• [Metin bölümü]
·····
Re: Slawomir Mrozek - Avrupalı
Aklımdaki "doğru", siyaseten doğruluk değil, tespitin doğruluğuydu. Her sorunu akılla, itidalle, diyalogla, politikayla, diplomasiyle çözmeyi ilke edinmiş eski kıtanın bu yolların hiçbirine başvuramadığı bir durumda nasıl absürd bir çaresizliğe düştüğünün (ama yine de soğukkanlılığını yitirmemeyi her şeyin üstünde gördüğünün) çarpıcı ve "doğru" bir tespti olduğunu düşünmüştüm okuduklarımın. Elbette "doğru öykü" ifadesi başlı başına tuhaf, ama öyküyü okurken sürekli kendi kendime "işte tam da böyle" deyip durduğum için bu tuhaf ifadeyi kullanmaktan kaçınamadım
Re: Slawomir Mrozek - Avrupalı
Öykünün başlarındaki çeviri sorunları benim de dikkatimi çekmişti. Anlatıcının "bu kadar da olmaz!" dediği şey odasına bir timsahın girmesi değil, kendisinin bu durum karşısında soğukkanlılığını koruyamaması, anladığım kadarıyla. Ama "timsahın biri" çeviri hatası olmayabilir. Hattâ benim hoşuma bile gitti
Re: Slawomir Mrozek - Avrupalı
Raymond Carver öyküsünün çevirisi Yusuf Hoca'ya ait. Bu öykünün çevirmeni Soner Bilgiç.
·····
• [Veri kümesi]
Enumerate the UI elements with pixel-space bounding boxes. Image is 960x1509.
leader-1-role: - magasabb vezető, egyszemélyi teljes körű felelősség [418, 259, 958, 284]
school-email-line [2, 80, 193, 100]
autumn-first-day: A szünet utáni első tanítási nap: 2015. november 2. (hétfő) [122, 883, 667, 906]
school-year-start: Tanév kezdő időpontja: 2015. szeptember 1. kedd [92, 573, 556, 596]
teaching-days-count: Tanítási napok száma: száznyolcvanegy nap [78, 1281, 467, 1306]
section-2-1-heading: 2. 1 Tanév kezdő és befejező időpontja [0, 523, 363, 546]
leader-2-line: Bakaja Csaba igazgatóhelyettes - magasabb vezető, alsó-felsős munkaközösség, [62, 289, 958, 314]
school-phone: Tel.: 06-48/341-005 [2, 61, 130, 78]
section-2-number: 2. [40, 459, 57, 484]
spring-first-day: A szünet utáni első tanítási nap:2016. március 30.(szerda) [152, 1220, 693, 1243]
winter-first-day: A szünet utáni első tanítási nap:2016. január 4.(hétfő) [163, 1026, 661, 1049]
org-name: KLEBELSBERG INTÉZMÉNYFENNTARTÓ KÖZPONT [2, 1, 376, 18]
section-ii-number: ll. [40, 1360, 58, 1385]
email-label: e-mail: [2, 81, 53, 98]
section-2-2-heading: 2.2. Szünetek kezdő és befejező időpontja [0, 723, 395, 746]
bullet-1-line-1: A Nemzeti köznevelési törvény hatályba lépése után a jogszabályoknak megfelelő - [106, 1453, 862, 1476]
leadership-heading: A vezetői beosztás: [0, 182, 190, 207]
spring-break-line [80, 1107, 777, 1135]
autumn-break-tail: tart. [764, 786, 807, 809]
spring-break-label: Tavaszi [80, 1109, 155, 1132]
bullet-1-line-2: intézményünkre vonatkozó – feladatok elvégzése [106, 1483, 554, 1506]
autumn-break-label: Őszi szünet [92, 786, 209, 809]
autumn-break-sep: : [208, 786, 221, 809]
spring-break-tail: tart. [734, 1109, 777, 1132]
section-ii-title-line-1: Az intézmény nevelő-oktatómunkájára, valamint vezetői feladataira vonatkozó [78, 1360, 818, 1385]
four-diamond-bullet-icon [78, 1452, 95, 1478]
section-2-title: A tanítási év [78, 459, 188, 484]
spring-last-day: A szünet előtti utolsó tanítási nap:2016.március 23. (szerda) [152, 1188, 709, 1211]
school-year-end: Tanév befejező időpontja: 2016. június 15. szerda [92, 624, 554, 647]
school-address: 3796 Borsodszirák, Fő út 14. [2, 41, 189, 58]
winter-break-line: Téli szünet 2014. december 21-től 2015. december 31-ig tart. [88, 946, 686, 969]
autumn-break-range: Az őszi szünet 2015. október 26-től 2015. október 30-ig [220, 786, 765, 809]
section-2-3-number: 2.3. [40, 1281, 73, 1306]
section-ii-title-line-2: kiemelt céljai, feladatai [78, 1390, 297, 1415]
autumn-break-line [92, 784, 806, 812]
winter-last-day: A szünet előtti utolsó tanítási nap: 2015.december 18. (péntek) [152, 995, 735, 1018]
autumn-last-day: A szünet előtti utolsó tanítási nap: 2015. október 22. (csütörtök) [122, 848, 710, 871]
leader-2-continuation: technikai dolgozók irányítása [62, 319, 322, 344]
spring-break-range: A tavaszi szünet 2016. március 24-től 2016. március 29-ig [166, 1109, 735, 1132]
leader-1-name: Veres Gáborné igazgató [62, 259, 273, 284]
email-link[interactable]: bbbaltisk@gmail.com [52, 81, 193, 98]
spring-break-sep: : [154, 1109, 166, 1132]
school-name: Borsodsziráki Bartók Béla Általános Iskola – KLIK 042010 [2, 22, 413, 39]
·····
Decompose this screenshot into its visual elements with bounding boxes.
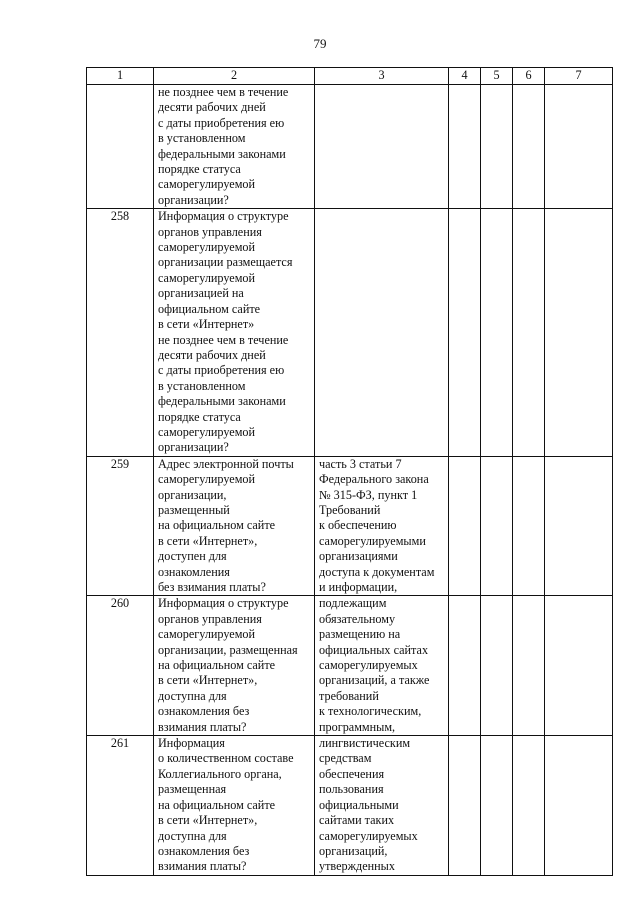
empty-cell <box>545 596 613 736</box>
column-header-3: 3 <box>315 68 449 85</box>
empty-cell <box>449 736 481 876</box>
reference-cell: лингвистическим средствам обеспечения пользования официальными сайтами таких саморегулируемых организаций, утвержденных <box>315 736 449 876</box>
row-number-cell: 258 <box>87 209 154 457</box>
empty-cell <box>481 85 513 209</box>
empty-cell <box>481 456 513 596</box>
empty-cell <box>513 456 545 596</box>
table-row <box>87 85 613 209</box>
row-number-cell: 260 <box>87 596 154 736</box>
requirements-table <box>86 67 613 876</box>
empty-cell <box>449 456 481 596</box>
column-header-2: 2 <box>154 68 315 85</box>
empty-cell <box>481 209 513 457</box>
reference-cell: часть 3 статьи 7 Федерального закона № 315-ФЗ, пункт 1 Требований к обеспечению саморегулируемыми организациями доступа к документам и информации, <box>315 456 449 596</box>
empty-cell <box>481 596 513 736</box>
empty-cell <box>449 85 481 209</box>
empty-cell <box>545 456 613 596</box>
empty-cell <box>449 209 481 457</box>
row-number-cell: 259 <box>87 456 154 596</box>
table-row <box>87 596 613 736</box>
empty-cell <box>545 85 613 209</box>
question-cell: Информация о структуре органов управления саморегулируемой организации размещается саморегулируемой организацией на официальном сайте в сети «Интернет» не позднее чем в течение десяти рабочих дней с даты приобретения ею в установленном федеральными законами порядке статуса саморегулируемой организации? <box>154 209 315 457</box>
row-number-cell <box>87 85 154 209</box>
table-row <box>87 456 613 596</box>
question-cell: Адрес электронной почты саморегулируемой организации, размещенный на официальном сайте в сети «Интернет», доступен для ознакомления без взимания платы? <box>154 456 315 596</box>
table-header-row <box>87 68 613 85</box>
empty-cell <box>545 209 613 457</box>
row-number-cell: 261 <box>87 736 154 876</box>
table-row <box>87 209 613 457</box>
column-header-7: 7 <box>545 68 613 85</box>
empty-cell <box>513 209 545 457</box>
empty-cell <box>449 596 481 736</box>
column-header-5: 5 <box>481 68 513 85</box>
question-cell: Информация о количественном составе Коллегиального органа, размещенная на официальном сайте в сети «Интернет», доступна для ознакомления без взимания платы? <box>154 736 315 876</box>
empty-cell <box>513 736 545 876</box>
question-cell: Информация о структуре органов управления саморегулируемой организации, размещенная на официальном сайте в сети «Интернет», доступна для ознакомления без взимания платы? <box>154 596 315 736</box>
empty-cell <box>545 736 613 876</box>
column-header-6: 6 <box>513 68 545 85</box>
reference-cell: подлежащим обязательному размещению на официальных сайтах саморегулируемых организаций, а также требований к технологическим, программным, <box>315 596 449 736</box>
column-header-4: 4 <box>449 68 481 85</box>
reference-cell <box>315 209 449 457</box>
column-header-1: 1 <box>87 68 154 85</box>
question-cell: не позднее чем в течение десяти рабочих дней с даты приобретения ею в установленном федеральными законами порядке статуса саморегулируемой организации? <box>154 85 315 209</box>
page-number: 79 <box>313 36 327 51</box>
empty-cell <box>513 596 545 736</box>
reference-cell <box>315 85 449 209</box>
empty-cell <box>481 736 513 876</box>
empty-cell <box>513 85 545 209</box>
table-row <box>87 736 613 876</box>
·····
• [Görev listesi]
[1] Avrupalı öyküsü üzerine yazılan metne göre aşağıdaki soruları yanıtlayın.
(a) Metnin başında yazar "doğru" sözcüğüyle neyi kastettiğini belirtiyor?
(b) Anlatıcının "bu kadar da olmaz!" dediği şey nedir?
(c) Bu öykünün çevirmeni kimdir?
[2] Avrupalı öyküsü üzerine yazılan metni iki cümleyle özetleyin.
[3] Mrozek'in Avrupalı öyküsü üzerine yazılan mesajları, son cümlenin ardından sürdürün.

• [Sonuçlar]
[1]
(a) Siyaseten doğruluğu değil, tespitin doğruluğunu kastediyor.
(b) Odasına bir timsahın girmesi değil, kendisinin bu durum karşısında soğukkanlılığını koruyamaması.
(c) Soner Bilgiç.

[2] Metinde, öykünün her sorunu akılla, diyalogla ve diplomasiyle çözmeyi ilke edinmiş eski kıtanın bu yolların hiçbirine başvuramadığında düştüğü absürd çaresizliğin çarpıcı ve "doğru" bir tespiti olduğu söylenir. Öykünün başlarındaki çeviri sorunlarına da değinilir, öykünün çevirmeninin Soner Bilgiç olduğu belirtilir.

[3]
Re: Slawomir Mrozek - Avrupalı
"Timsahın biri" benim de hoşuma gitti. "Bir timsah" deseydi yadırgama oranını ve durumunu etkilerdi diye düşünüyorum. Daha doğrusu "bir timsah" deseydi öyküdeki durumun absürdlüğünü nasıl etkilerdi diye düşünüyorum, tam bir karara da varamadım aslında; ama aynı olmazdı, bu nedenle çeviri hatası var mıdır diye sordum.
Barış, çevirmen konusundaki düzeltme içi teşekkür ederim.Yusuf Eradam'ın dil konusunda titiz olduğunu biliyorum, çevirisine de güveniyorum bu nedenle; ama o da dikkatsiz davranabilir tabii, herkesin dikkatsiz olma hakkı var azıcık. Öte yandan Soner Bilgiç'e de haksızlık etmeyelim, çeviri sorunu varsa da yoksa da çeviri için teşekkürler.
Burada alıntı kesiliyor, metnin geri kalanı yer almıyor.